Stated goal — Rewrite everything from the line with "x-tick-label: 0.0: [78, 630, 97, 644]" down to the line with "y-tick-label: 1500: [50, 296, 81, 310]" in the material below, putting "legend-entry" wherever "legend-item" occurs and keeping all else the same. Give only those lines.
=== Extracted information ===
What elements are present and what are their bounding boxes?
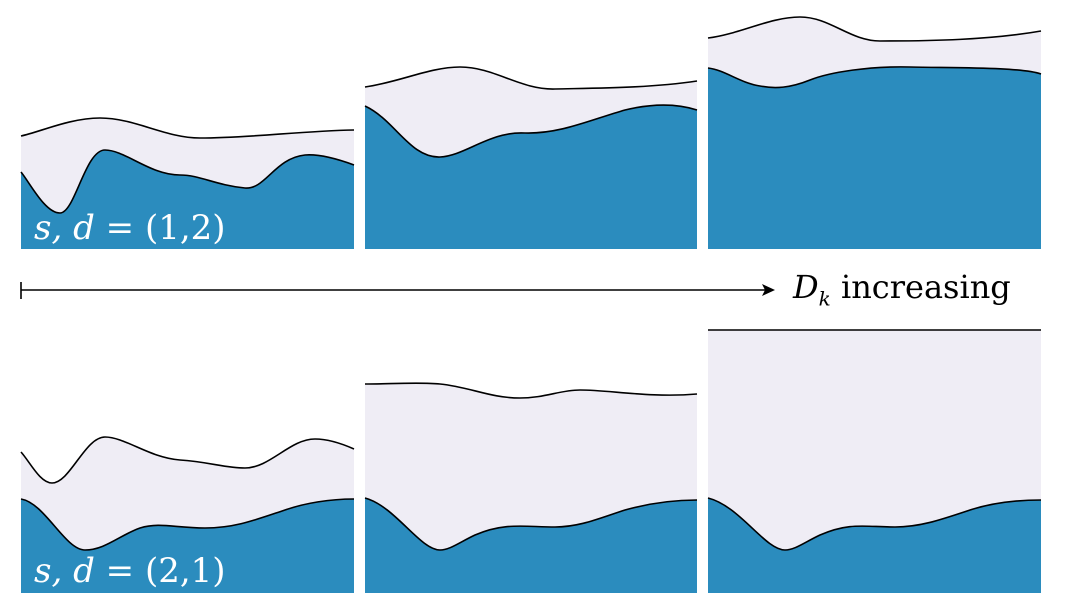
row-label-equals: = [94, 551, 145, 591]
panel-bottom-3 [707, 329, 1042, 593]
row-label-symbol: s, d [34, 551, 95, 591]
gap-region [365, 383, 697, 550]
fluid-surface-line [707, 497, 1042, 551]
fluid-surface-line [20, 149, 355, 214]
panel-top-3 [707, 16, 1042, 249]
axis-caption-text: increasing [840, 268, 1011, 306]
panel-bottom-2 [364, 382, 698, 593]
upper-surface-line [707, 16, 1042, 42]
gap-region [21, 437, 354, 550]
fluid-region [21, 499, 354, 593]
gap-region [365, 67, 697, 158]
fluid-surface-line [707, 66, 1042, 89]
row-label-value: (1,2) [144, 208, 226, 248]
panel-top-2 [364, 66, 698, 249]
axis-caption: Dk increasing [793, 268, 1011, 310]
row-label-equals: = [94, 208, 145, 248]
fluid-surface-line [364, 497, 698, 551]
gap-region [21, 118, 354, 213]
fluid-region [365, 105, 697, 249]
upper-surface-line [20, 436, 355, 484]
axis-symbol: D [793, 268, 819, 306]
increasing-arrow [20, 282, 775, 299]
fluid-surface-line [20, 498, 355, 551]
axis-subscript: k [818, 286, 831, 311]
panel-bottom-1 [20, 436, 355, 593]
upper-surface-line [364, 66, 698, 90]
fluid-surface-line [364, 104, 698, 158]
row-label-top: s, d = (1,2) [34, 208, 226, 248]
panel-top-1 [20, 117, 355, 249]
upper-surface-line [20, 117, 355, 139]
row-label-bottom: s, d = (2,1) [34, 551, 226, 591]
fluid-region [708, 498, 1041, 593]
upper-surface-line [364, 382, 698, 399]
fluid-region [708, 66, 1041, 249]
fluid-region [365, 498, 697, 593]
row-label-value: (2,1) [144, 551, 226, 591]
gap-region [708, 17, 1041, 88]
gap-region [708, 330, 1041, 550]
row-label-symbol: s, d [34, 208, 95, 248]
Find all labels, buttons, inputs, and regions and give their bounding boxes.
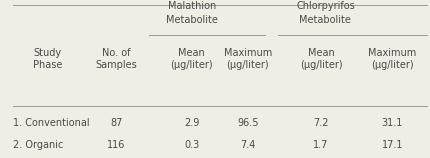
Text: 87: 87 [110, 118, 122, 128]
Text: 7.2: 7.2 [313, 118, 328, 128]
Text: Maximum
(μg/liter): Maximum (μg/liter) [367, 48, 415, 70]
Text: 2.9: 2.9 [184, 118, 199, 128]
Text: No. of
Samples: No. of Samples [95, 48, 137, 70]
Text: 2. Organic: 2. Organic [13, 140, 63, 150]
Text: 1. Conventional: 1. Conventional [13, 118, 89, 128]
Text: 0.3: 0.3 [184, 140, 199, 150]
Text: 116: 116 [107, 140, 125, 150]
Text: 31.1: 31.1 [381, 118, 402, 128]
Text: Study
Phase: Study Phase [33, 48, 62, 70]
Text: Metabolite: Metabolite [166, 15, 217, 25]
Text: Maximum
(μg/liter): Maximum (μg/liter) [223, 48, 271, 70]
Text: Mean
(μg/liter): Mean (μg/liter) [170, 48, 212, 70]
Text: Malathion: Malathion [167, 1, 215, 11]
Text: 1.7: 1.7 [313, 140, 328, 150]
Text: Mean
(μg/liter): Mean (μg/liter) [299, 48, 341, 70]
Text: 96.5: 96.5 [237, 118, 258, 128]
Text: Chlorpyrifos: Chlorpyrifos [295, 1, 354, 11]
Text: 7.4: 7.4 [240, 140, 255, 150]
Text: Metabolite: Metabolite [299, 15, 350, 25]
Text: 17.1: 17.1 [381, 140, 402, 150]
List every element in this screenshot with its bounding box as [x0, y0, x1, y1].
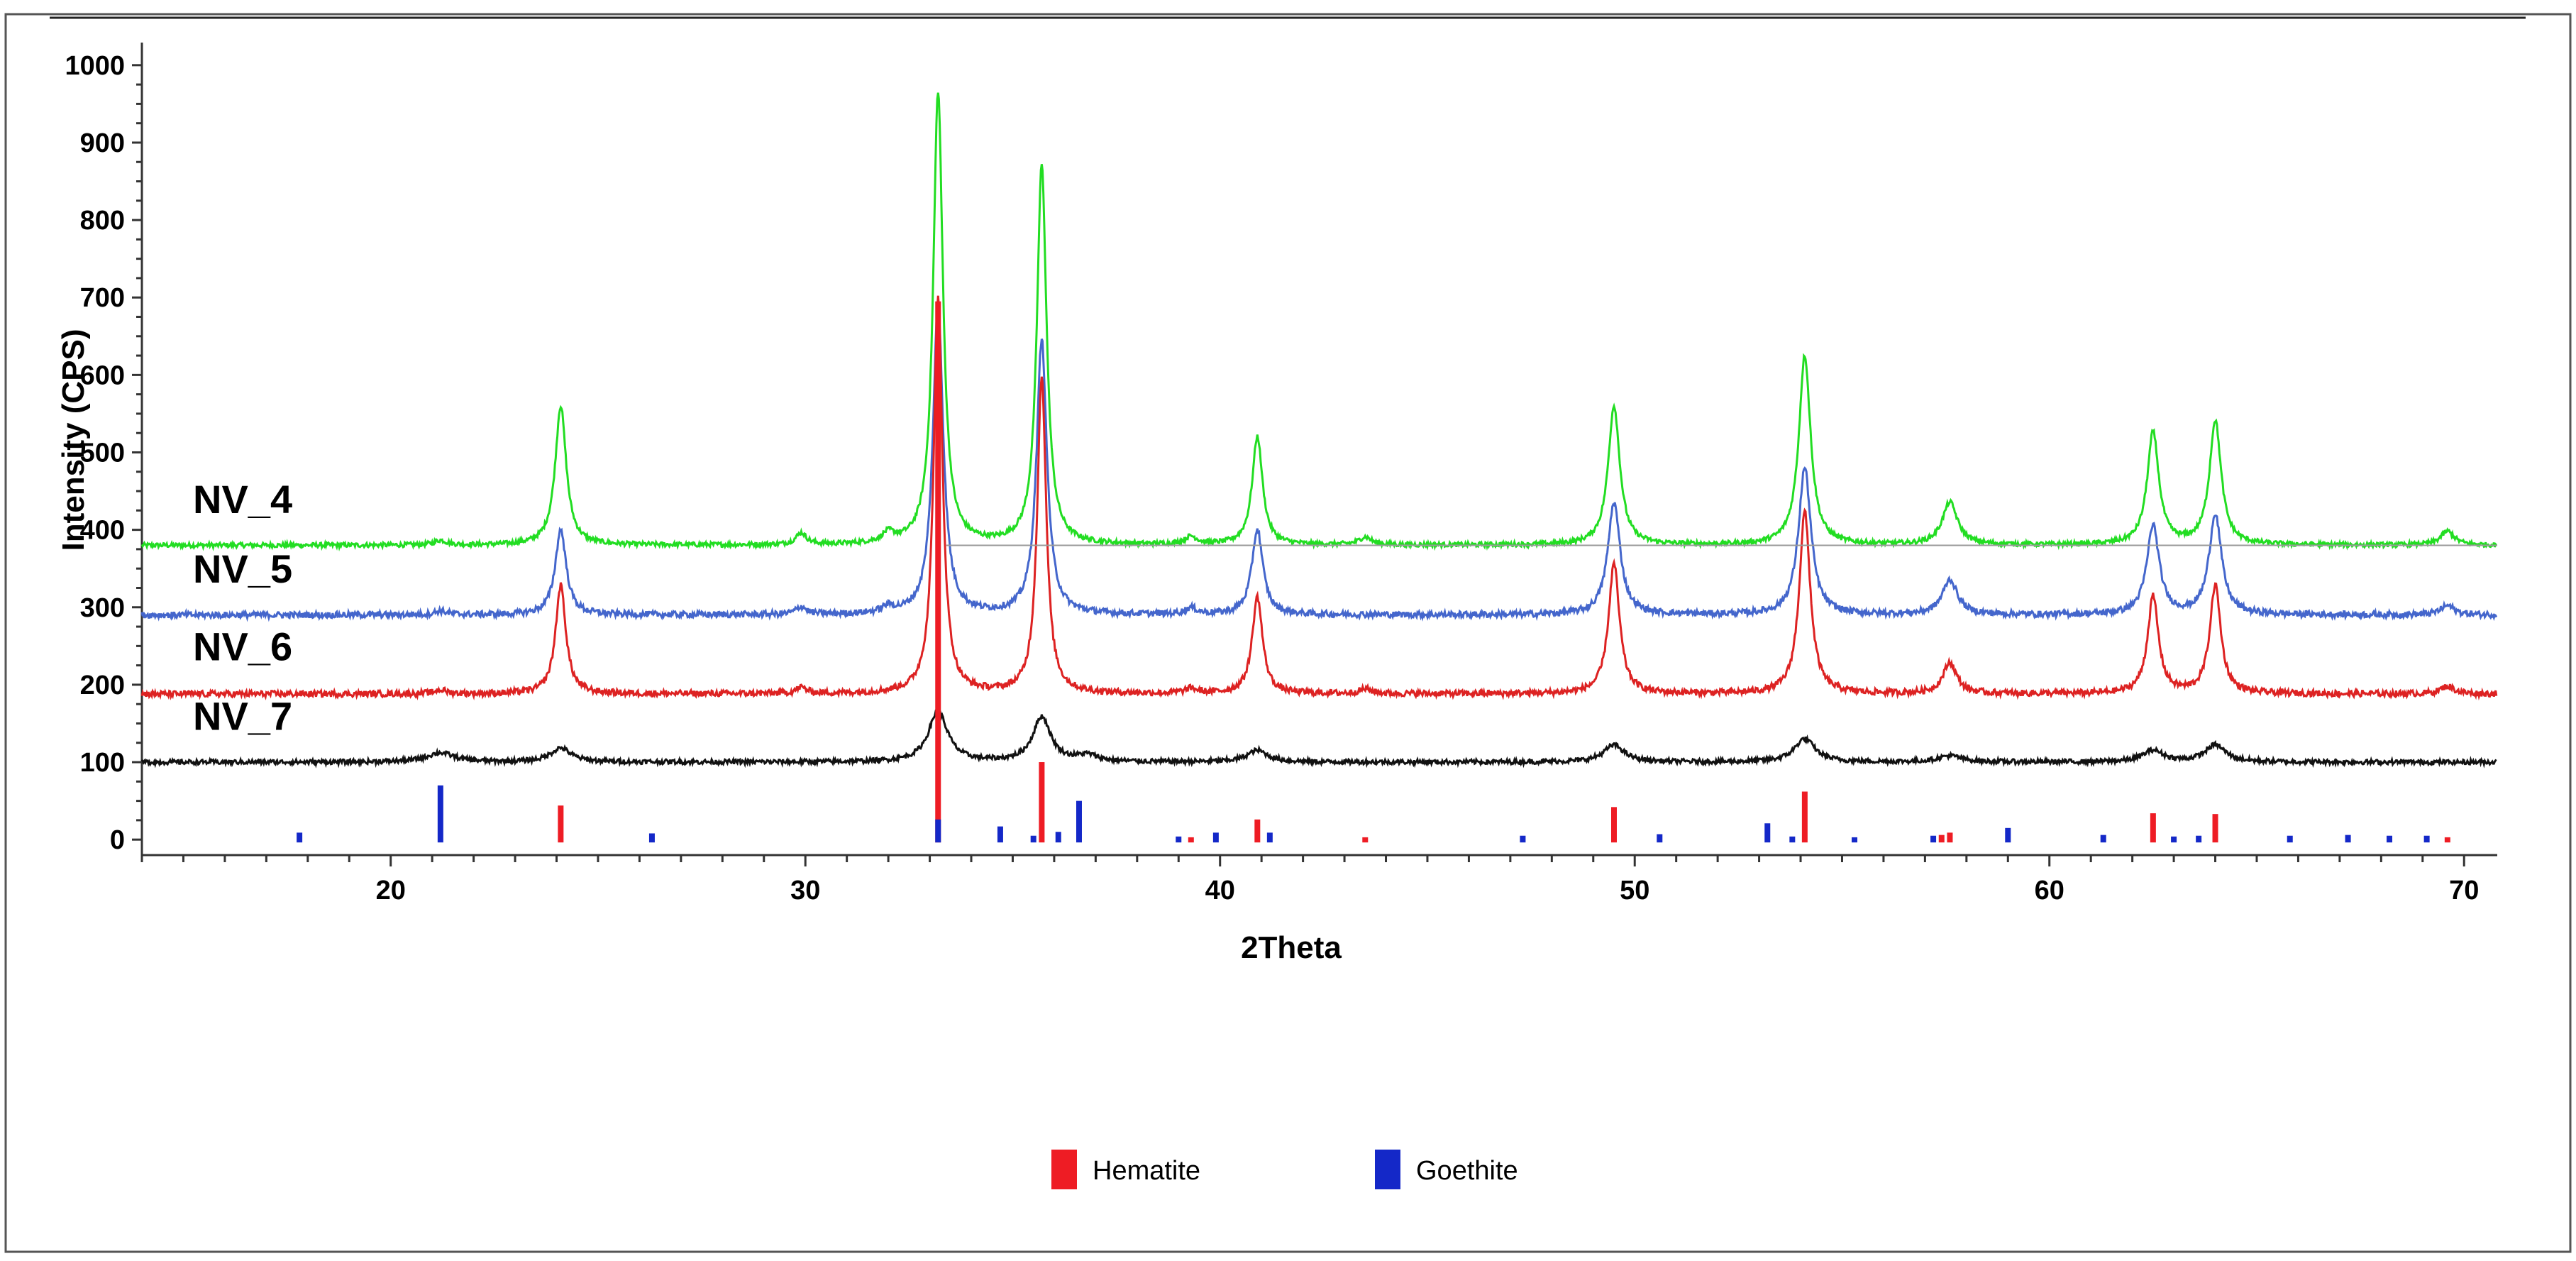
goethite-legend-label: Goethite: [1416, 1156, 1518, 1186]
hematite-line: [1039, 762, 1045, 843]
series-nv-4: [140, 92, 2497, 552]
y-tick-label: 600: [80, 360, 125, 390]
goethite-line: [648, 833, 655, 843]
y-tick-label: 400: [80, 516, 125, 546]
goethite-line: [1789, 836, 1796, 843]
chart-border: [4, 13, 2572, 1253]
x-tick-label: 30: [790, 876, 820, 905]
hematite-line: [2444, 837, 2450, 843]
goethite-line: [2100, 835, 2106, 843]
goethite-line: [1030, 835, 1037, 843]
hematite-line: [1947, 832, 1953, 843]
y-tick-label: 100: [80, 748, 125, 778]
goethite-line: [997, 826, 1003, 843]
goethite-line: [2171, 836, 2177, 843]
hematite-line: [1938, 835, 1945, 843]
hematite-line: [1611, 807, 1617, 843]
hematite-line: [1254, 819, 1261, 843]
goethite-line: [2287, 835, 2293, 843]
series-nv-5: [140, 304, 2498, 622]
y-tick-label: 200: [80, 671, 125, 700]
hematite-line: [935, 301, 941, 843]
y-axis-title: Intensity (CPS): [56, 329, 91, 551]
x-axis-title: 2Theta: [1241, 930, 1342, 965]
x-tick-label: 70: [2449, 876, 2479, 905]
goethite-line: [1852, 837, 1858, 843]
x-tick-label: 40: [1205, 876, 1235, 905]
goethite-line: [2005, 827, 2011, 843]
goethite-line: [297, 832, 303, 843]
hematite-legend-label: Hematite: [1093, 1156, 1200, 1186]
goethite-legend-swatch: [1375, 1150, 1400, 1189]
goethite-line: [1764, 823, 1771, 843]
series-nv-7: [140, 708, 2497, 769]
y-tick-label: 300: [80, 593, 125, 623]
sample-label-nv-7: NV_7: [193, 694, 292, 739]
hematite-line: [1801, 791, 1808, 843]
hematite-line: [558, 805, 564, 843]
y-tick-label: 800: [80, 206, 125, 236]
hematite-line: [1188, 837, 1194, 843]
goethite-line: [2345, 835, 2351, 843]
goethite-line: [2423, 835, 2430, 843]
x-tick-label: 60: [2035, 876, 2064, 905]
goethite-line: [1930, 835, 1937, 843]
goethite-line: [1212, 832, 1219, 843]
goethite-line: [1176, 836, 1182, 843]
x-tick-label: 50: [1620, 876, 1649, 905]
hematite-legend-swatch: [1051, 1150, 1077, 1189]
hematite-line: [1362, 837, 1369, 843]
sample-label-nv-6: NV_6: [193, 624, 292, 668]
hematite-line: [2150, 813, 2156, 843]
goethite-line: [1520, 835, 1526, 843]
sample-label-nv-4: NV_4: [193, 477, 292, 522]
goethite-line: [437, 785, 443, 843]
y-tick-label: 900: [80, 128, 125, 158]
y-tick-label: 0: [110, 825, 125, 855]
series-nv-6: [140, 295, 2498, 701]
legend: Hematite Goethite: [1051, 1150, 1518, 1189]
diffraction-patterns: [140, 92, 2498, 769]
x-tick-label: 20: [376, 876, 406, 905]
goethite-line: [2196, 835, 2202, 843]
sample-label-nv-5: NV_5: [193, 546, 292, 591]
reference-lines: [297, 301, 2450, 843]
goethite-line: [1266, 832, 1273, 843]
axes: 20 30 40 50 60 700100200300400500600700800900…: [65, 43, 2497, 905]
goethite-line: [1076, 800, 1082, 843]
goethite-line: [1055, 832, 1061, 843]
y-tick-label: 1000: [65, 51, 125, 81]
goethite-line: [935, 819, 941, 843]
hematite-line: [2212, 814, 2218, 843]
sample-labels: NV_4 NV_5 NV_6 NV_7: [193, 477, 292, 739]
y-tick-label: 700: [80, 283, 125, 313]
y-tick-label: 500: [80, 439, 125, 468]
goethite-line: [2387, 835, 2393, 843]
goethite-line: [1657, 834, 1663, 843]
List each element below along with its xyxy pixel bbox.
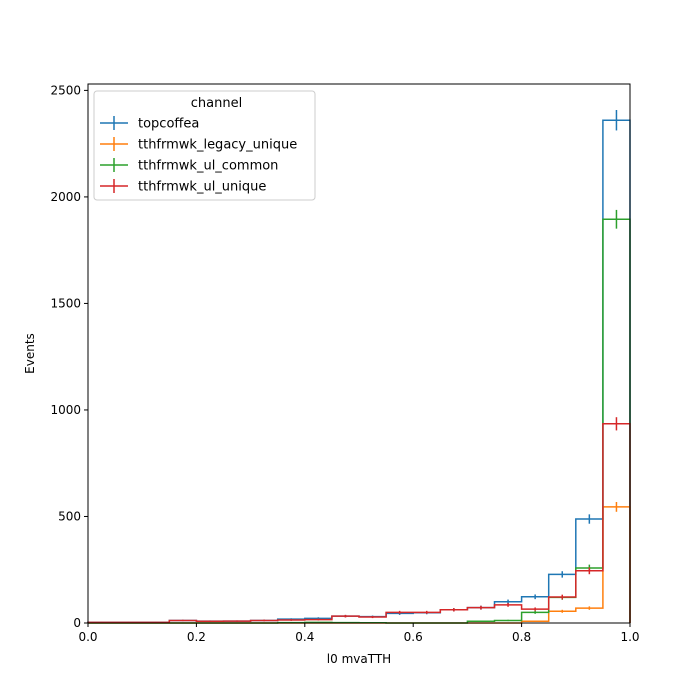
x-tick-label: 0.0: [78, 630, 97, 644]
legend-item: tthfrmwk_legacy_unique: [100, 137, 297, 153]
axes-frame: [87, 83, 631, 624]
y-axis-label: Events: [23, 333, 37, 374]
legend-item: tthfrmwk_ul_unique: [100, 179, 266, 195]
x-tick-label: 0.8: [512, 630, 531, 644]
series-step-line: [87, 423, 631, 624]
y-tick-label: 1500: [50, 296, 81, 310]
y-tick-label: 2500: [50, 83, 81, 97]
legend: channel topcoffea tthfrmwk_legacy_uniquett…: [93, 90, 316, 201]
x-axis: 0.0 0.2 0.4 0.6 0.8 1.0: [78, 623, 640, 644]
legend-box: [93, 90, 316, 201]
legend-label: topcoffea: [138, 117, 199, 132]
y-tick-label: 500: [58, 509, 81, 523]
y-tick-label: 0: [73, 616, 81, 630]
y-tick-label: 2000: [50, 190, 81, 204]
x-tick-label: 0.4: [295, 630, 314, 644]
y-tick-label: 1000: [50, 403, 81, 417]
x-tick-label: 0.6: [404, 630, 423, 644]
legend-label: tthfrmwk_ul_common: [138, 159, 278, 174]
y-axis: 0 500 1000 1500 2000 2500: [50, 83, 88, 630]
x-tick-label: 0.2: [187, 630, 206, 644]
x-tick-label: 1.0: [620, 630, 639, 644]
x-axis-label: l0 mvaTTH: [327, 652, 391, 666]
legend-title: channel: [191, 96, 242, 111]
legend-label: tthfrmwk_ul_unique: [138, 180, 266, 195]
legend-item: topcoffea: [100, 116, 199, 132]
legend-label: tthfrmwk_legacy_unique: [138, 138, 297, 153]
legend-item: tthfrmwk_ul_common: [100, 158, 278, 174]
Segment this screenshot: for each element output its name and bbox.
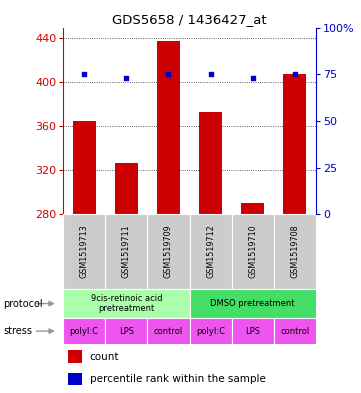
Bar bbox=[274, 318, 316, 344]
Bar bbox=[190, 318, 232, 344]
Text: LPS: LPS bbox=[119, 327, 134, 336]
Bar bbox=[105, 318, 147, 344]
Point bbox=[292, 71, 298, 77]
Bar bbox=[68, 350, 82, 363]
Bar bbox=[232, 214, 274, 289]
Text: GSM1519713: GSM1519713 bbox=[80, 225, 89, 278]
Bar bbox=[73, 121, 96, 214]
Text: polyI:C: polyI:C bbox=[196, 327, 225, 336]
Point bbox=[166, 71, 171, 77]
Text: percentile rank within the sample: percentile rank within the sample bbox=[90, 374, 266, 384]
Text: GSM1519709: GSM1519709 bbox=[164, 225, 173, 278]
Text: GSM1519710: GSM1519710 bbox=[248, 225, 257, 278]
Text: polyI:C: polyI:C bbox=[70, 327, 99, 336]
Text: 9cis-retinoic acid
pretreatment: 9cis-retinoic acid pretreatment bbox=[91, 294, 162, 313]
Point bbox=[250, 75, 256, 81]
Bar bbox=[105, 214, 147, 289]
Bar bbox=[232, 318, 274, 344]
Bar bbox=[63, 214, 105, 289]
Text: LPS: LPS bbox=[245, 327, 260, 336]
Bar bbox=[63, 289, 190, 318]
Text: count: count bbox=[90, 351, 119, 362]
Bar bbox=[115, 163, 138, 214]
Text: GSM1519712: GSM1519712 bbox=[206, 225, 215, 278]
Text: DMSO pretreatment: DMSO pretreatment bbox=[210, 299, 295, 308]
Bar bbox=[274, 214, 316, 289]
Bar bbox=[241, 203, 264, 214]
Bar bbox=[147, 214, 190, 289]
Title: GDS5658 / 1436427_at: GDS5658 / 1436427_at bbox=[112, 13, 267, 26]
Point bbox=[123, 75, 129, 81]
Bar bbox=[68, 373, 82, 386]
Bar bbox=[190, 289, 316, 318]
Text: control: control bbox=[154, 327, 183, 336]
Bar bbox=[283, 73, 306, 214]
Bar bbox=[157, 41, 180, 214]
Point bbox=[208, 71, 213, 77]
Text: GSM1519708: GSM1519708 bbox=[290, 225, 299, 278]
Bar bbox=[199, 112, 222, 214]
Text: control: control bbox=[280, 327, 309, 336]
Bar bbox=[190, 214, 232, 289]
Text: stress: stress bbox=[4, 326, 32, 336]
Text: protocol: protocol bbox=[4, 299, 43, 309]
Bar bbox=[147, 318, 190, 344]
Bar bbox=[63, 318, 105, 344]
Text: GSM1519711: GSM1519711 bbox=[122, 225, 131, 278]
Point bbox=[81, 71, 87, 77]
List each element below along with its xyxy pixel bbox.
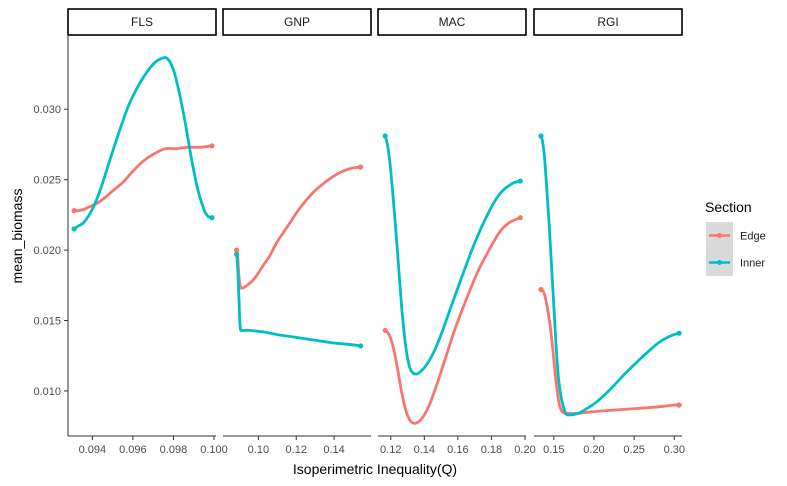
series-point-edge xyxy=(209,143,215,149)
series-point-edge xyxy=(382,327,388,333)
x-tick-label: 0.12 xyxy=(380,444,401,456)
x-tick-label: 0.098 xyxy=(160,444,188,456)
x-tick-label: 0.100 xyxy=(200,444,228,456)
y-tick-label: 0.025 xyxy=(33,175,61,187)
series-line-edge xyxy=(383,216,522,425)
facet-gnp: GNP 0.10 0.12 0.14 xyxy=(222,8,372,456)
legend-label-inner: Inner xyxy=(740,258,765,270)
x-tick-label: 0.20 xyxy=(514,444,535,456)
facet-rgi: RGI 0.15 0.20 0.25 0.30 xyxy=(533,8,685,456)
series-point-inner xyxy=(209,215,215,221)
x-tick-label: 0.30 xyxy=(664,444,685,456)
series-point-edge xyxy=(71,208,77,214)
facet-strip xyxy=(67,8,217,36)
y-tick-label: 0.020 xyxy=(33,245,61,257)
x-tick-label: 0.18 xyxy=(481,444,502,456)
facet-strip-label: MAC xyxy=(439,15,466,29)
===
Result for this task —
x-tick-label: 0.0: [78, 630, 97, 644]
legend-entry: tthfrmwk_legacy_unique: [100, 137, 297, 153]
axes-frame: [87, 83, 631, 624]
y-axis-label: Events: [23, 333, 37, 374]
legend-entry: tthfrmwk_ul_unique: [100, 179, 266, 195]
x-tick-label: 0.8: [512, 630, 531, 644]
series-step-line: [87, 423, 631, 624]
y-tick-label: 1500: [50, 296, 81, 310]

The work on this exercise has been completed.